# Task input:
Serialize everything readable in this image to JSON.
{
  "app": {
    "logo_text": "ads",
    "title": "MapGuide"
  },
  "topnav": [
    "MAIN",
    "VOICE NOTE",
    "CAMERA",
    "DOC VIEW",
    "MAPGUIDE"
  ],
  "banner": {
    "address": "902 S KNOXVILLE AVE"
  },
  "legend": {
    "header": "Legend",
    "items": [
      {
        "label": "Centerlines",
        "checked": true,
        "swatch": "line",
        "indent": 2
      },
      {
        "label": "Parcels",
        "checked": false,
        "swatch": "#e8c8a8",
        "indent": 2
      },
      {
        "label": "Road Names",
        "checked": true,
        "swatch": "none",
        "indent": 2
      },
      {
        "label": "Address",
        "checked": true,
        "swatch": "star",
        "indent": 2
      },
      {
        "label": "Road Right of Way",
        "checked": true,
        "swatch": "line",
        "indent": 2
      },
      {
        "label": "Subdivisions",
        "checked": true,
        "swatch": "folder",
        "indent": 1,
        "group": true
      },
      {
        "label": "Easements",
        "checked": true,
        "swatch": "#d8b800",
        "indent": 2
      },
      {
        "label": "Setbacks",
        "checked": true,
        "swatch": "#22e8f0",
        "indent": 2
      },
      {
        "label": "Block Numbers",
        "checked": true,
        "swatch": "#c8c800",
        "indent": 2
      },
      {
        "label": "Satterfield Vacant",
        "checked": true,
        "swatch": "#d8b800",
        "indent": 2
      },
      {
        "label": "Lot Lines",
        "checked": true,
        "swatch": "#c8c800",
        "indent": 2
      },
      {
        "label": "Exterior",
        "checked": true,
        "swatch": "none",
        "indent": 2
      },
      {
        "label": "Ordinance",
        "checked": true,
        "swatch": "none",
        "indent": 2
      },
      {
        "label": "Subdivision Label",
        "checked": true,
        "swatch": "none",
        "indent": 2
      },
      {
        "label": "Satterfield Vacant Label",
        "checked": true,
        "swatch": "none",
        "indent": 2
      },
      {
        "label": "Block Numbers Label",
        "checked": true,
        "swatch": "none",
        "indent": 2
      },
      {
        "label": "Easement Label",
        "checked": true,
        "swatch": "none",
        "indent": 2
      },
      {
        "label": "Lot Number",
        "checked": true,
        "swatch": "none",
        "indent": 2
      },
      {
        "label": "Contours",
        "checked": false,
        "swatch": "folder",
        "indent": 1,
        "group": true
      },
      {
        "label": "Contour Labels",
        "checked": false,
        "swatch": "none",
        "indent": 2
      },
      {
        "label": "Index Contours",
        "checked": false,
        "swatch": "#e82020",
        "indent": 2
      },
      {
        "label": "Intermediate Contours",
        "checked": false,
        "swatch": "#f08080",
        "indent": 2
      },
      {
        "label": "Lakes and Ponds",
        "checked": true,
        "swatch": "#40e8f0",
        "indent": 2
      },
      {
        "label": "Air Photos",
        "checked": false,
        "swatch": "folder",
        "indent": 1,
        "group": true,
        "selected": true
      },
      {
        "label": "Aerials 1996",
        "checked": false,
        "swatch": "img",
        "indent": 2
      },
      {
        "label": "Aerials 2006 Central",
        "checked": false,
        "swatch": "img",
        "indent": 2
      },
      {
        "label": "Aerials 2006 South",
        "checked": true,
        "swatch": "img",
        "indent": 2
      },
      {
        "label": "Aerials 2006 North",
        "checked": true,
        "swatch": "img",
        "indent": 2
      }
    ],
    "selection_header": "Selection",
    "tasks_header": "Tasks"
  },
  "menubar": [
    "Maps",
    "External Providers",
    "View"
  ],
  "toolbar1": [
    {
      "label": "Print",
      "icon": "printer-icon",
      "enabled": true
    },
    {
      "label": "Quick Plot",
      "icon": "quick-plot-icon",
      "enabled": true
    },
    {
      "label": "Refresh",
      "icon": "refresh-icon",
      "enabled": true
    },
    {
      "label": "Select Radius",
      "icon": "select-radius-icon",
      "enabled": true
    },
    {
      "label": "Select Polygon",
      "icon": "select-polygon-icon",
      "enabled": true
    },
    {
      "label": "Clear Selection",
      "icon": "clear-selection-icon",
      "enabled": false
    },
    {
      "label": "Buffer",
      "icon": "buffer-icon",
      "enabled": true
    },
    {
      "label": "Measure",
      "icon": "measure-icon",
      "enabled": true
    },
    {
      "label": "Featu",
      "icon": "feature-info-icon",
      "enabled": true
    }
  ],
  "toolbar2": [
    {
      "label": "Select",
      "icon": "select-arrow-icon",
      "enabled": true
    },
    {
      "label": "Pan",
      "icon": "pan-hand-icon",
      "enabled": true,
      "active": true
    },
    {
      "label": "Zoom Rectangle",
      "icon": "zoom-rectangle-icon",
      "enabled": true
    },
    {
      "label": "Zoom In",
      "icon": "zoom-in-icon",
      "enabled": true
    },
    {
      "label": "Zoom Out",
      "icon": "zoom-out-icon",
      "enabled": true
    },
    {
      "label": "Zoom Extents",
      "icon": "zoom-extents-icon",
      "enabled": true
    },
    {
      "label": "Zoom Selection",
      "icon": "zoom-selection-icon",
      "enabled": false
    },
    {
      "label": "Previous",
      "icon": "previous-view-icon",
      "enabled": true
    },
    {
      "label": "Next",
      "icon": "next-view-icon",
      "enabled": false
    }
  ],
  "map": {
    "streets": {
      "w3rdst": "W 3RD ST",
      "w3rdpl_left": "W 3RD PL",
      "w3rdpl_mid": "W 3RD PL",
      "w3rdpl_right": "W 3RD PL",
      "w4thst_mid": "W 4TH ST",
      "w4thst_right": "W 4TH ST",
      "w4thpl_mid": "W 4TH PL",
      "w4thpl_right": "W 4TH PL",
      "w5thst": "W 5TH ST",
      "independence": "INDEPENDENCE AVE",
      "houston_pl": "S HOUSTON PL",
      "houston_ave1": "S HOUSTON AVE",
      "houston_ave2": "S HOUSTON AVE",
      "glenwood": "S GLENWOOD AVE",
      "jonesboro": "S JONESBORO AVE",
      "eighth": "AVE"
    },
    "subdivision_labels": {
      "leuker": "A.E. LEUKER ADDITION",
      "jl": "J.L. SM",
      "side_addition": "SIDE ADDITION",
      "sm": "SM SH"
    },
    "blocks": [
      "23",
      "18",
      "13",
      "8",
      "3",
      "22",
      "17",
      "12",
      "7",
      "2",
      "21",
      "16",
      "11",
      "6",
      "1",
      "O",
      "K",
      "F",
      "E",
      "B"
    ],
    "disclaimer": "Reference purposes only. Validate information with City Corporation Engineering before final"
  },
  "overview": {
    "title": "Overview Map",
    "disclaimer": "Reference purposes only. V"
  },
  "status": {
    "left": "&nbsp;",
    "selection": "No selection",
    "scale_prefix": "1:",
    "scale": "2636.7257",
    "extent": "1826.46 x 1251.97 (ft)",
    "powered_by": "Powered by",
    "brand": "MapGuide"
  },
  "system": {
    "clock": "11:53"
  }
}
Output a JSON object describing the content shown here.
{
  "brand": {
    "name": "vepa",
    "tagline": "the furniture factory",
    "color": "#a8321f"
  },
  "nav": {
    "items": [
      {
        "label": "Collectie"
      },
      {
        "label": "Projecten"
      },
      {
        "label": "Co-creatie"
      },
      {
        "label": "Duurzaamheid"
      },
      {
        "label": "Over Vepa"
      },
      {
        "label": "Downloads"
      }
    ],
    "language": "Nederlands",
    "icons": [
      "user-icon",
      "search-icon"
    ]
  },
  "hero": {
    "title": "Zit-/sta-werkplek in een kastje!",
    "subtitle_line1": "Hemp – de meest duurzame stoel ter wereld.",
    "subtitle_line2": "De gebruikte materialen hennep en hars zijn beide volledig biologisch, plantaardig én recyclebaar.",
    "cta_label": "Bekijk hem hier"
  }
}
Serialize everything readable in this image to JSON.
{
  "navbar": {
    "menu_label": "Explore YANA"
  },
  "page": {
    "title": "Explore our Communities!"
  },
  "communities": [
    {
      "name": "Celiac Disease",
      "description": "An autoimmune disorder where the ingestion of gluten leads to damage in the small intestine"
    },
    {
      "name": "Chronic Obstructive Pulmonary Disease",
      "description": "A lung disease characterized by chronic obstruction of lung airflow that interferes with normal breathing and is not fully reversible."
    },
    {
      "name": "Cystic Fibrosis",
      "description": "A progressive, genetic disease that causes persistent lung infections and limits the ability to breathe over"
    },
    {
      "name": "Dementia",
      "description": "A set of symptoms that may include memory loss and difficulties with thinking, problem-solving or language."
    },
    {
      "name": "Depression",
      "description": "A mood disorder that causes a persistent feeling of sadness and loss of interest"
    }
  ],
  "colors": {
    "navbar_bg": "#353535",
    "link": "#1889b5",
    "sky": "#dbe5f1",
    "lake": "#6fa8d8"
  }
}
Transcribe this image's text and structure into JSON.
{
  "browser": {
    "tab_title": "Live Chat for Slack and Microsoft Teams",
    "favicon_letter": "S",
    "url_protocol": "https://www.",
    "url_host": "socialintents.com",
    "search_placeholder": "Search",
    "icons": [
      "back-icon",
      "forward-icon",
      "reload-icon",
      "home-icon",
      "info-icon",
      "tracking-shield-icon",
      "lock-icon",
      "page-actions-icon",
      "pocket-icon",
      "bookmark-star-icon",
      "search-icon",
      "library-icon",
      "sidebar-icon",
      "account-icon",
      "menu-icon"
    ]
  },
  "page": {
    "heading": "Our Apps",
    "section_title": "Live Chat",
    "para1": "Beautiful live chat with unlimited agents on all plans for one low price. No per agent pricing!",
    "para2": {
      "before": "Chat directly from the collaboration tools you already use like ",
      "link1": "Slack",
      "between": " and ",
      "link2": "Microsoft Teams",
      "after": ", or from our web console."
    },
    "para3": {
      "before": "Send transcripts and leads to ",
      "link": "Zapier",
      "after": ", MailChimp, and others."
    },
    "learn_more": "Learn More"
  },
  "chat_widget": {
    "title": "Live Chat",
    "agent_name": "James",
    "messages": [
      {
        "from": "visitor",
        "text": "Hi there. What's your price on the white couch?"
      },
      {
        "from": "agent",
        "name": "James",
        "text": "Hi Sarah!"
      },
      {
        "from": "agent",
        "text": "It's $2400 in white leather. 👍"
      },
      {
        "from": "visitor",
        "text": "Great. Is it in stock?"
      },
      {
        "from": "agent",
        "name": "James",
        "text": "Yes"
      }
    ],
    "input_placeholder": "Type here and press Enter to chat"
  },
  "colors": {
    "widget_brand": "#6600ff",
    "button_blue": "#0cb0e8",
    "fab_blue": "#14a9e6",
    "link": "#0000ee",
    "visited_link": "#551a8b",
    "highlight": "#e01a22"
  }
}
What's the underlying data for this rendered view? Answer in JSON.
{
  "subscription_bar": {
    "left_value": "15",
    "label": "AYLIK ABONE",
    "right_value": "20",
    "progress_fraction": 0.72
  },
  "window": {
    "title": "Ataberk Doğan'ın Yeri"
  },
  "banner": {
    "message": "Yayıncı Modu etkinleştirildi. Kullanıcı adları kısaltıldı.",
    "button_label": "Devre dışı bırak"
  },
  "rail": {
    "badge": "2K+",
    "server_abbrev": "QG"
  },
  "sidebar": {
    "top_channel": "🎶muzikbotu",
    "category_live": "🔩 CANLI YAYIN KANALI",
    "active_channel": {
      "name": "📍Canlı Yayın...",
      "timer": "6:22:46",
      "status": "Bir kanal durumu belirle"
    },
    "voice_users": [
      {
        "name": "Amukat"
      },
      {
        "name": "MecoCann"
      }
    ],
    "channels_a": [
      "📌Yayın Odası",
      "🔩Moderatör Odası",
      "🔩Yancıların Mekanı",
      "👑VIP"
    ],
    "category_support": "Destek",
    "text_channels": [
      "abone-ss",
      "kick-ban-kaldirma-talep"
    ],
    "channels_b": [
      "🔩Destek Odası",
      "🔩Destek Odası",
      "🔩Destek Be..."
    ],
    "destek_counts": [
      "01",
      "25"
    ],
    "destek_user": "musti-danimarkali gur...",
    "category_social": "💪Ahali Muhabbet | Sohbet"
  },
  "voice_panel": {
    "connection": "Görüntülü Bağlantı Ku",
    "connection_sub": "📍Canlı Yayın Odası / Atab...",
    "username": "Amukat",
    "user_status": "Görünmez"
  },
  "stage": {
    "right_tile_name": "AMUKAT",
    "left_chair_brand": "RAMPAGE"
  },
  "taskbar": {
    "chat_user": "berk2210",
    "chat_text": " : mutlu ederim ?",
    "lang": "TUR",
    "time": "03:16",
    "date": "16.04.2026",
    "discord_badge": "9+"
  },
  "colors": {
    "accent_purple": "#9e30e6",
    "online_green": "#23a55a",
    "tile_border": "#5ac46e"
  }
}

# Exercise objective:
Go through the records line by line and count those containing the string "disorder". Give only the total.

# Written answer:
2